What is required: What follows is a set of records; repeat all of them exactly.

Input records:
****************

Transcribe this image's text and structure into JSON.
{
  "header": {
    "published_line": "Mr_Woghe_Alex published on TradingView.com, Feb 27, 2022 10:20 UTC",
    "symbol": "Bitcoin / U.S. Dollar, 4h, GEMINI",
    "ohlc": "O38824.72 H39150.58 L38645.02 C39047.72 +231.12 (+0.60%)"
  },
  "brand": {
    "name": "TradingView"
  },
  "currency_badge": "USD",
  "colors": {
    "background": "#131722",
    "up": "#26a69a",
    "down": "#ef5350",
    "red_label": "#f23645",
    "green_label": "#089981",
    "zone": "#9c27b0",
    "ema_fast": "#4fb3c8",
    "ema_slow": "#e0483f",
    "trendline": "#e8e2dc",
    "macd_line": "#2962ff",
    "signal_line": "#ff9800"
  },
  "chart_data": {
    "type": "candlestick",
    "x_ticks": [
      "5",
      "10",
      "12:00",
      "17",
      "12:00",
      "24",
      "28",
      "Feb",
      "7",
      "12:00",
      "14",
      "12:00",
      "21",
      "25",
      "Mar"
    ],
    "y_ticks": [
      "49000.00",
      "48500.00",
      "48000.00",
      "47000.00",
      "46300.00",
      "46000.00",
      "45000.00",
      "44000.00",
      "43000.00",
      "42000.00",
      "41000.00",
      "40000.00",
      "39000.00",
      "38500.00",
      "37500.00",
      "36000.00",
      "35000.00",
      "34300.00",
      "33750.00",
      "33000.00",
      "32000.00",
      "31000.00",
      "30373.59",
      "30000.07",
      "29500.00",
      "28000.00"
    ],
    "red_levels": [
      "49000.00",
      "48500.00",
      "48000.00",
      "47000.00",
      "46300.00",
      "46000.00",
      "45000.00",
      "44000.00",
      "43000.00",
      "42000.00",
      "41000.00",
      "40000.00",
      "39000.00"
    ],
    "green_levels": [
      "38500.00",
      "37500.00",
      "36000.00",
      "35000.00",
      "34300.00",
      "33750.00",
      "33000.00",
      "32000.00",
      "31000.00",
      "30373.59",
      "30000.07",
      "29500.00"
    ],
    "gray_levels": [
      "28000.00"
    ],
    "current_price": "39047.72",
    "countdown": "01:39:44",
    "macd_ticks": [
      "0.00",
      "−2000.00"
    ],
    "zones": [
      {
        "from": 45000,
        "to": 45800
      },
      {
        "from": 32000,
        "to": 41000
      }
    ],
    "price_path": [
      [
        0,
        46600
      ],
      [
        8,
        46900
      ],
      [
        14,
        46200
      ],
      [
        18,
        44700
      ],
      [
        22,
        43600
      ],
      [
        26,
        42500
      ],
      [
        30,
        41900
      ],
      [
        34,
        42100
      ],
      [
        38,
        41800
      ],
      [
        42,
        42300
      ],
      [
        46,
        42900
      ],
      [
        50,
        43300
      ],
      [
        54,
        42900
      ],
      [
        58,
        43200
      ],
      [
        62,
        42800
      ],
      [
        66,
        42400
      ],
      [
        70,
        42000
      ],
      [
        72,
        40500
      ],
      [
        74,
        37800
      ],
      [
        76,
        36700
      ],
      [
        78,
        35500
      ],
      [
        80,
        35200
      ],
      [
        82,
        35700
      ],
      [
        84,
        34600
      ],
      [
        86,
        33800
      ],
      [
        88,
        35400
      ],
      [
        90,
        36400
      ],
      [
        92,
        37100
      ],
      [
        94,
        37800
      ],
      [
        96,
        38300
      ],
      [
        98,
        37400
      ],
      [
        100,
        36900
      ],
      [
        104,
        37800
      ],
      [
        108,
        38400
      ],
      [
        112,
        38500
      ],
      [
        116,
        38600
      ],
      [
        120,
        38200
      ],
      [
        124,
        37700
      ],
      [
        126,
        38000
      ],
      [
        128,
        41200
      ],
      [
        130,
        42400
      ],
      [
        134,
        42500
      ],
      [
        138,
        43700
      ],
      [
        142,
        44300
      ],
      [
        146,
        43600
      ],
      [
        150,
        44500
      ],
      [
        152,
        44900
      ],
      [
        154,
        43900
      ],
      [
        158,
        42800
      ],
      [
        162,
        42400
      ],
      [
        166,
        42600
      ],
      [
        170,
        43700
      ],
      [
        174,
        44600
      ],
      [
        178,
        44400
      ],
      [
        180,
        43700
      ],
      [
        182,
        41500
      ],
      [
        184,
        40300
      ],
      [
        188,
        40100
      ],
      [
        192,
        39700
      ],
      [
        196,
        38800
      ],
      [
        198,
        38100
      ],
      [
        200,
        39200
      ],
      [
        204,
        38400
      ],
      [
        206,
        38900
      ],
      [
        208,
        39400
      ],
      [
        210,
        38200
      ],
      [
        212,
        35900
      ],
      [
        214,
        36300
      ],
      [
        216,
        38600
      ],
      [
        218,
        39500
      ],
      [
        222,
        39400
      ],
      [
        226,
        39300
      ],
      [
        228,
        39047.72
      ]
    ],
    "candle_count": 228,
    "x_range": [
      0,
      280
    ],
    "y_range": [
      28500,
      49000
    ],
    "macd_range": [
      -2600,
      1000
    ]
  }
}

****************

Solution to the exercise:
Transcribe this image's text and structure into JSON.
{
  "header": {
    "published_line": "Mr_Woghe_Alex published on TradingView.com, Feb 27, 2022 10:20 UTC",
    "symbol": "Bitcoin / U.S. Dollar, 4h, GEMINI",
    "ohlc": "O38824.72 H39150.58 L38645.02 C39047.72 +231.12 (+0.60%)"
  },
  "brand": {
    "name": "TradingView"
  },
  "currency_badge": "USD",
  "colors": {
    "background": "#131722",
    "up": "#26a69a",
    "down": "#ef5350",
    "red_label": "#f23645",
    "green_label": "#089981",
    "zone": "#9c27b0",
    "ema_fast": "#4fb3c8",
    "ema_slow": "#e0483f",
    "trendline": "#e8e2dc",
    "macd_line": "#2962ff",
    "signal_line": "#ff9800"
  },
  "chart_data": {
    "type": "candlestick",
    "x_ticks": [
      "5",
      "10",
      "12:00",
      "17",
      "12:00",
      "24",
      "28",
      "Feb",
      "7",
      "12:00",
      "14",
      "12:00",
      "21",
      "25",
      "Mar"
    ],
    "y_ticks": [
      "49000.00",
      "48500.00",
      "48000.00",
      "47000.00",
      "46300.00",
      "46000.00",
      "45000.00",
      "44000.00",
      "43000.00",
      "42000.00",
      "41000.00",
      "40000.00",
      "39000.00",
      "38500.00",
      "37500.00",
      "36000.00",
      "35000.00",
      "34300.00",
      "33750.00",
      "33000.00",
      "32000.00",
      "31000.00",
      "30373.59",
      "30000.07",
      "29500.00",
      "28000.00"
    ],
    "red_levels": [
      "49000.00",
      "48500.00",
      "48000.00",
      "47000.00",
      "46300.00",
      "46000.00",
      "45000.00",
      "44000.00",
      "43000.00",
      "42000.00",
      "41000.00",
      "40000.00",
      "39000.00"
    ],
    "green_levels": [
      "38500.00",
      "37500.00",
      "36000.00",
      "35000.00",
      "34300.00",
      "33750.00",
      "33000.00",
      "32000.00",
      "31000.00",
      "30373.59",
      "30000.07",
      "29500.00"
    ],
    "gray_levels": [
      "28000.00"
    ],
    "current_price": "39047.72",
    "countdown": "01:39:44",
    "macd_ticks": [
      "0.00",
      "−2000.00"
    ],
    "zones": [
      {
        "from": 45000,
        "to": 45800
      },
      {
        "from": 32000,
        "to": 41000
      }
    ],
    "price_path": [
      [
        0,
        46600
      ],
      [
        8,
        46900
      ],
      [
        14,
        46200
      ],
      [
        18,
        44700
      ],
      [
        22,
        43600
      ],
      [
        26,
        42500
      ],
      [
        30,
        41900
      ],
      [
        34,
        42100
      ],
      [
        38,
        41800
      ],
      [
        42,
        42300
      ],
      [
        46,
        42900
      ],
      [
        50,
        43300
      ],
      [
        54,
        42900
      ],
      [
        58,
        43200
      ],
      [
        62,
        42800
      ],
      [
        66,
        42400
      ],
      [
        70,
        42000
      ],
      [
        72,
        40500
      ],
      [
        74,
        37800
      ],
      [
        76,
        36700
      ],
      [
        78,
        35500
      ],
      [
        80,
        35200
      ],
      [
        82,
        35700
      ],
      [
        84,
        34600
      ],
      [
        86,
        33800
      ],
      [
        88,
        35400
      ],
      [
        90,
        36400
      ],
      [
        92,
        37100
      ],
      [
        94,
        37800
      ],
      [
        96,
        38300
      ],
      [
        98,
        37400
      ],
      [
        100,
        36900
      ],
      [
        104,
        37800
      ],
      [
        108,
        38400
      ],
      [
        112,
        38500
      ],
      [
        116,
        38600
      ],
      [
        120,
        38200
      ],
      [
        124,
        37700
      ],
      [
        126,
        38000
      ],
      [
        128,
        41200
      ],
      [
        130,
        42400
      ],
      [
        134,
        42500
      ],
      [
        138,
        43700
      ],
      [
        142,
        44300
      ],
      [
        146,
        43600
      ],
      [
        150,
        44500
      ],
      [
        152,
        44900
      ],
      [
        154,
        43900
      ],
      [
        158,
        42800
      ],
      [
        162,
        42400
      ],
      [
        166,
        42600
      ],
      [
        170,
        43700
      ],
      [
        174,
        44600
      ],
      [
        178,
        44400
      ],
      [
        180,
        43700
      ],
      [
        182,
        41500
      ],
      [
        184,
        40300
      ],
      [
        188,
        40100
      ],
      [
        192,
        39700
      ],
      [
        196,
        38800
      ],
      [
        198,
        38100
      ],
      [
        200,
        39200
      ],
      [
        204,
        38400
      ],
      [
        206,
        38900
      ],
      [
        208,
        39400
      ],
      [
        210,
        38200
      ],
      [
        212,
        35900
      ],
      [
        214,
        36300
      ],
      [
        216,
        38600
      ],
      [
        218,
        39500
      ],
      [
        222,
        39400
      ],
      [
        226,
        39300
      ],
      [
        228,
        39047.72
      ]
    ],
    "candle_count": 228,
    "x_range": [
      0,
      280
    ],
    "y_range": [
      28500,
      49000
    ],
    "macd_range": [
      -2600,
      1000
    ]
  }
}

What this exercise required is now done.